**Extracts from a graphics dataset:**
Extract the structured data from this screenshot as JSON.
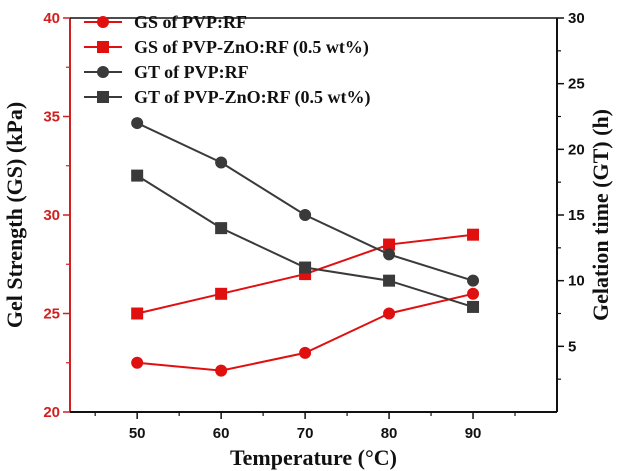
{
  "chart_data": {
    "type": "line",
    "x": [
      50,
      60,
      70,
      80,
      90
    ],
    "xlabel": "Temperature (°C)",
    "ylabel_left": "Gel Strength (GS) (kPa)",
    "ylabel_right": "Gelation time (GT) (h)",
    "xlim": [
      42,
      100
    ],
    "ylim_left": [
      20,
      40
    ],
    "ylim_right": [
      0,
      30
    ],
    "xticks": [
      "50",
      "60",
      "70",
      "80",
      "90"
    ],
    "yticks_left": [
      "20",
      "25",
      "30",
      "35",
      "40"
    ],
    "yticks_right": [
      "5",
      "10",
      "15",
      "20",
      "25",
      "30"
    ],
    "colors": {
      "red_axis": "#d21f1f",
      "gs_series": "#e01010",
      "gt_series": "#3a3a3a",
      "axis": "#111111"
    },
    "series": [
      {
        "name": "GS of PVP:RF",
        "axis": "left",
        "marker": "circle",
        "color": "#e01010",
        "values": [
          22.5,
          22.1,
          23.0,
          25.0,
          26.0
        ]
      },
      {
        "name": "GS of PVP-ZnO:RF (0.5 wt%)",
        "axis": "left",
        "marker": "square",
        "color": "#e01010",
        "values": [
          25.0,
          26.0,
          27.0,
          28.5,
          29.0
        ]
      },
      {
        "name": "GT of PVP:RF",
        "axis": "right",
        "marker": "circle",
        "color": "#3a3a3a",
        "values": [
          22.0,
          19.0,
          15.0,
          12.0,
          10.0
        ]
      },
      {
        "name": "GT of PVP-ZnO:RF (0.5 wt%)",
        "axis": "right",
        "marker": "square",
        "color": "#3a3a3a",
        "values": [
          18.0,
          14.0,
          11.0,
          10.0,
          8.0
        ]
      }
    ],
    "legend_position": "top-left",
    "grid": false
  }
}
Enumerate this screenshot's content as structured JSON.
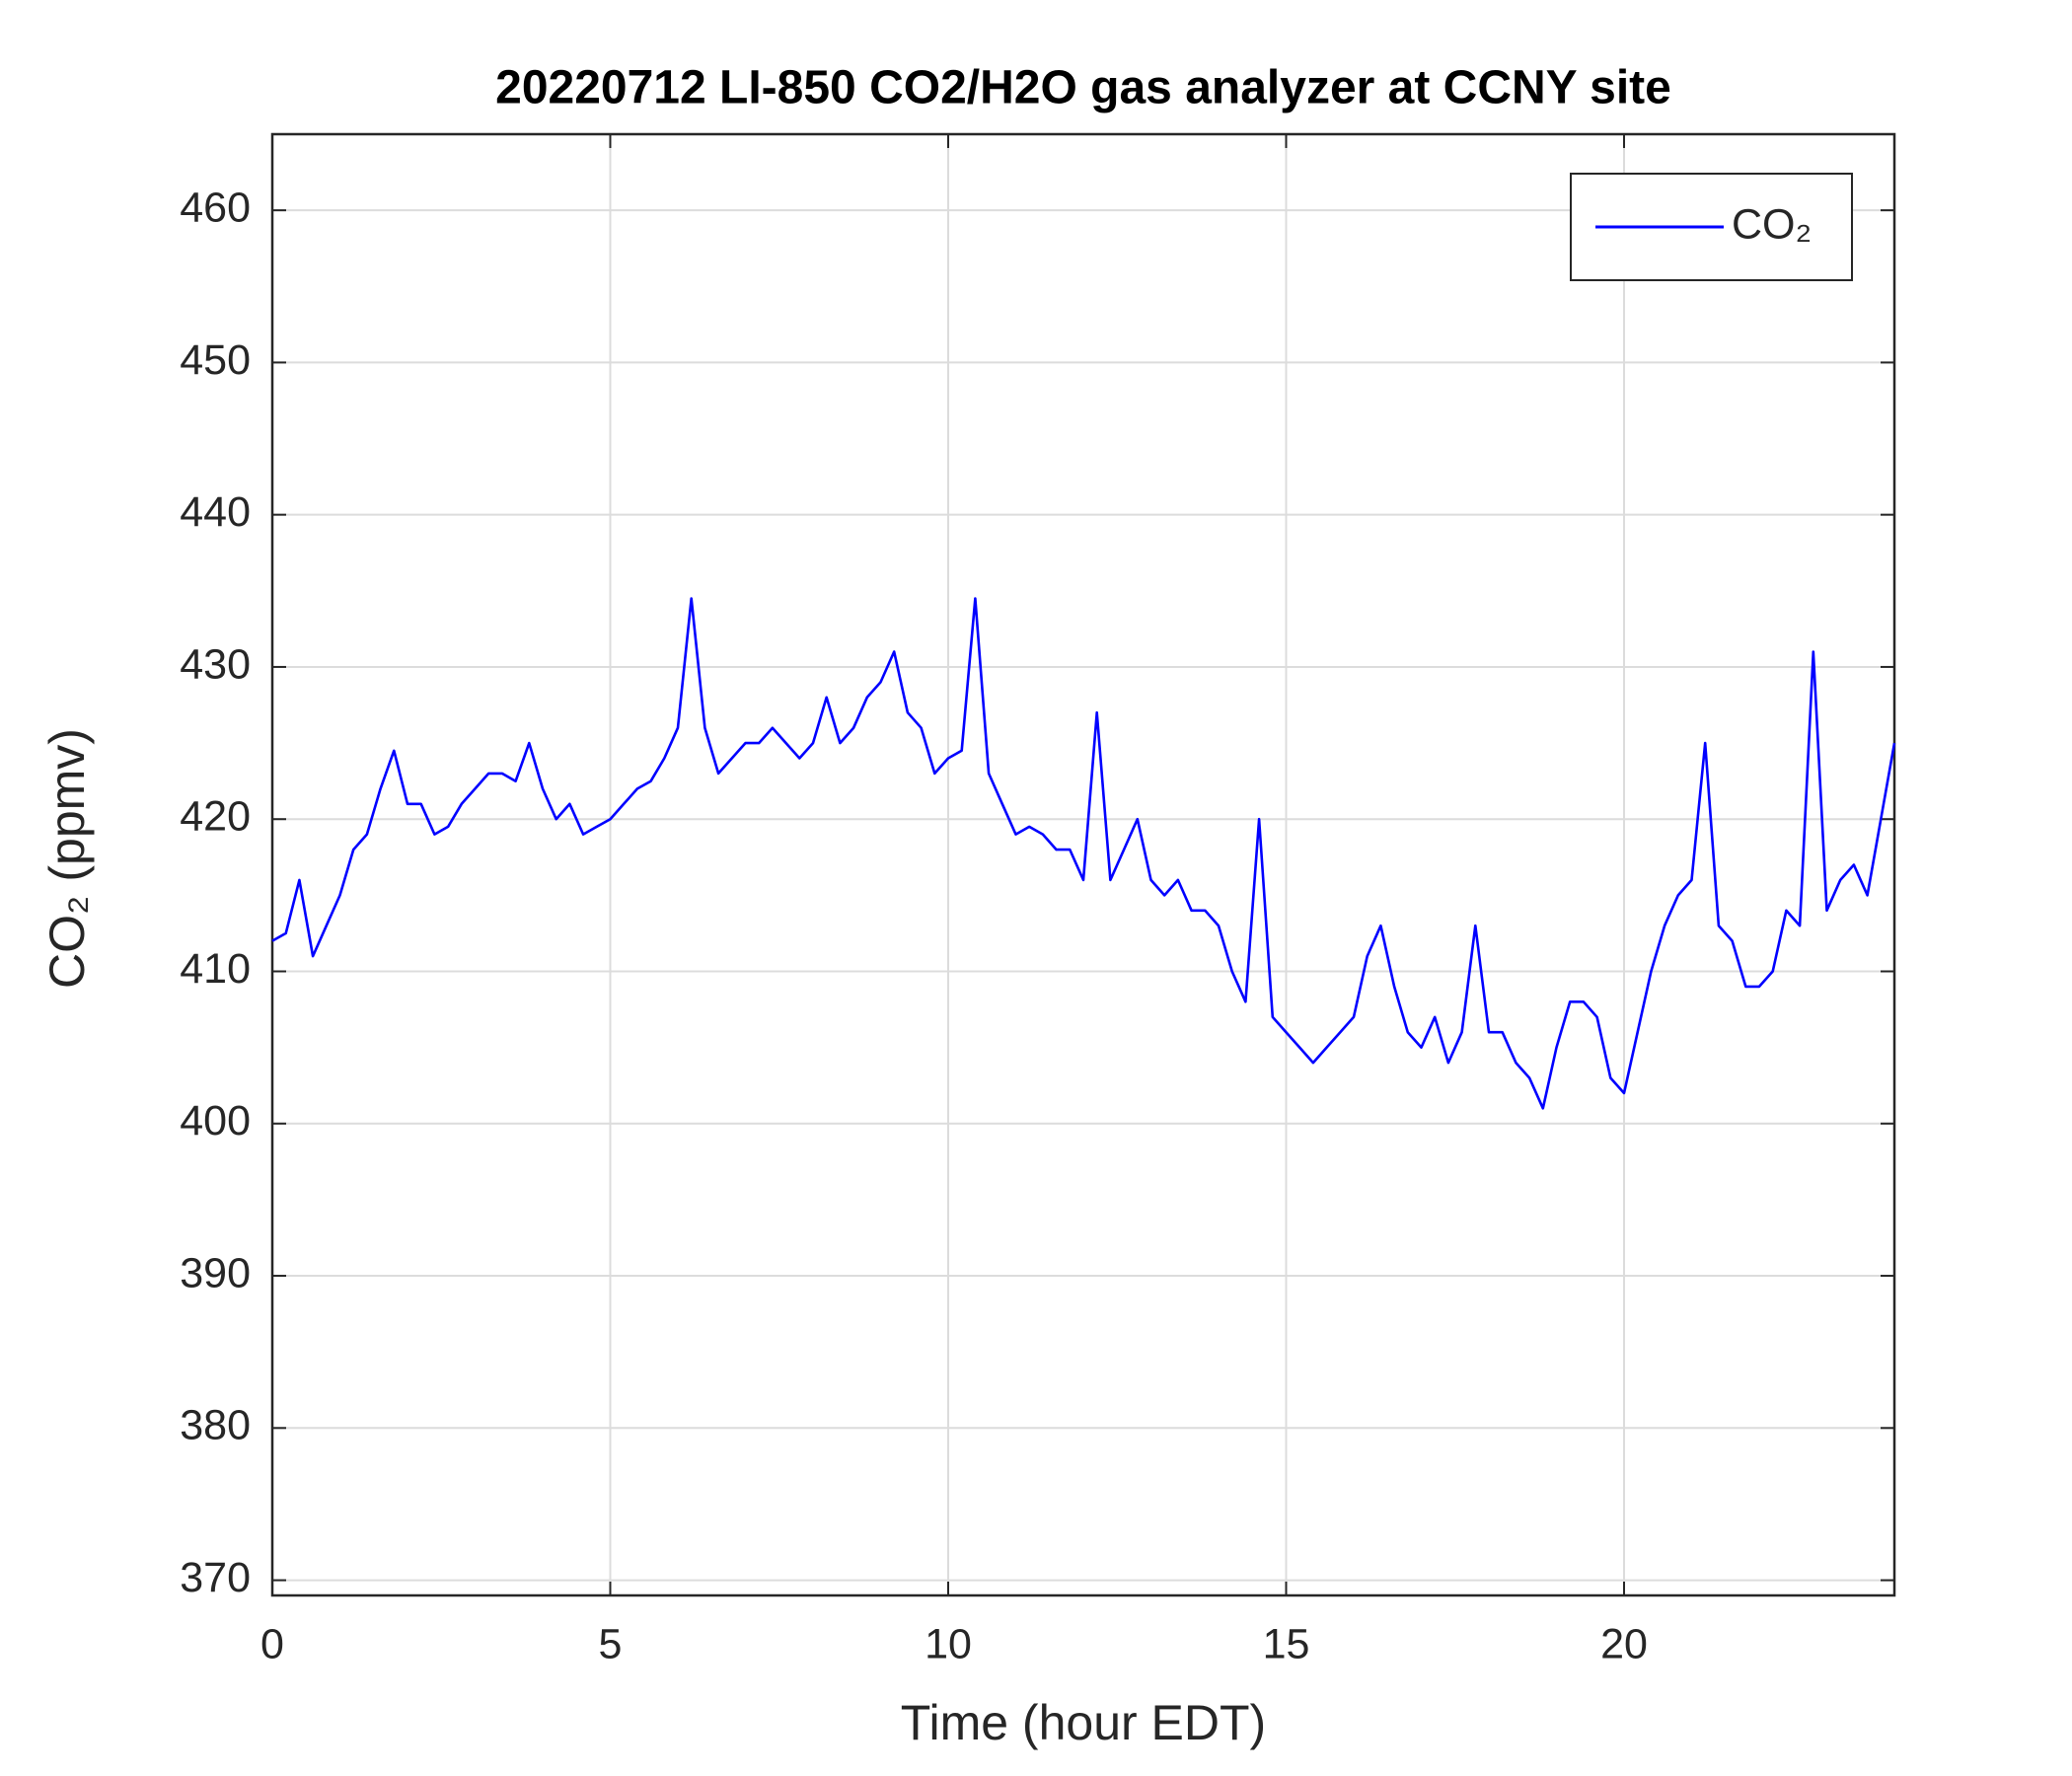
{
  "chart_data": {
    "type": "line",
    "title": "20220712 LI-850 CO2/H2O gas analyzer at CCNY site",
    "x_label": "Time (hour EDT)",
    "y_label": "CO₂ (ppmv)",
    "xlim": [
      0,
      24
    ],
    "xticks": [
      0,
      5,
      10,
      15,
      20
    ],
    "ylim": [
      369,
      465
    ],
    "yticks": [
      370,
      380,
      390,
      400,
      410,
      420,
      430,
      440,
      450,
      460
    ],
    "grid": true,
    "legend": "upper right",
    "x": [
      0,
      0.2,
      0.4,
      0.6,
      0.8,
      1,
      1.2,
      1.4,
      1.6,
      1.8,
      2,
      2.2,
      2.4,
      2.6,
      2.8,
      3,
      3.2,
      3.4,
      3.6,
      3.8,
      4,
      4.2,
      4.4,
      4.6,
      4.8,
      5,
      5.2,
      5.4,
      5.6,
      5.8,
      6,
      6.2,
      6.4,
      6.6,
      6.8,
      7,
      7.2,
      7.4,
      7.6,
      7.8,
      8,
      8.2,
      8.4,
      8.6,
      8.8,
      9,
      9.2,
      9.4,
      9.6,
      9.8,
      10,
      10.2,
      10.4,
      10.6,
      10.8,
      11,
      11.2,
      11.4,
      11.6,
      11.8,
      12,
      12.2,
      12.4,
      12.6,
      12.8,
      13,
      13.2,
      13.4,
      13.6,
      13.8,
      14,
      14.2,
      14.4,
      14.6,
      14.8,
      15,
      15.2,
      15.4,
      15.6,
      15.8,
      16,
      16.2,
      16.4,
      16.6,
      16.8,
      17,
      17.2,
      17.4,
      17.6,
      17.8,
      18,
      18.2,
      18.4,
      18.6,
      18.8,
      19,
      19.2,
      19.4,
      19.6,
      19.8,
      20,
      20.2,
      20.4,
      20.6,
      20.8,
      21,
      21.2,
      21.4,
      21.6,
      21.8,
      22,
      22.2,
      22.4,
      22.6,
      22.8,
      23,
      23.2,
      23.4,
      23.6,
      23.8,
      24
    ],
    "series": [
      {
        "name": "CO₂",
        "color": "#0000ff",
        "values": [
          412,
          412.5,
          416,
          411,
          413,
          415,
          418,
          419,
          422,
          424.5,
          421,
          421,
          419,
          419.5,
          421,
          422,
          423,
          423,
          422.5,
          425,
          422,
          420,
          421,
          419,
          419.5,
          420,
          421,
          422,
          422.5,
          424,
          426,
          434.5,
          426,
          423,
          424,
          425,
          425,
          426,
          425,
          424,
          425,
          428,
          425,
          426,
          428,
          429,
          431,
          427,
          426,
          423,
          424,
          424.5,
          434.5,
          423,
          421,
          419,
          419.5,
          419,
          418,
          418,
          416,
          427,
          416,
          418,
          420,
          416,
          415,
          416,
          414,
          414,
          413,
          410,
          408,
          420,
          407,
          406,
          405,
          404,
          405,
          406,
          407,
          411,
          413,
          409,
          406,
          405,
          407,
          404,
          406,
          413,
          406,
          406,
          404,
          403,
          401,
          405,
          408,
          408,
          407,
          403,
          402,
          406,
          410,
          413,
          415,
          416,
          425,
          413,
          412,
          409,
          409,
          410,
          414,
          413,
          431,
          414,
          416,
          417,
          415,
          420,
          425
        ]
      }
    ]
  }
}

**Exercise requirements:** Find the lines above that include the string "this" and copy them.

**Complete response:**
Extract the structured data from this screenshot as JSON.
Enumerate this screenshot's content as structured JSON.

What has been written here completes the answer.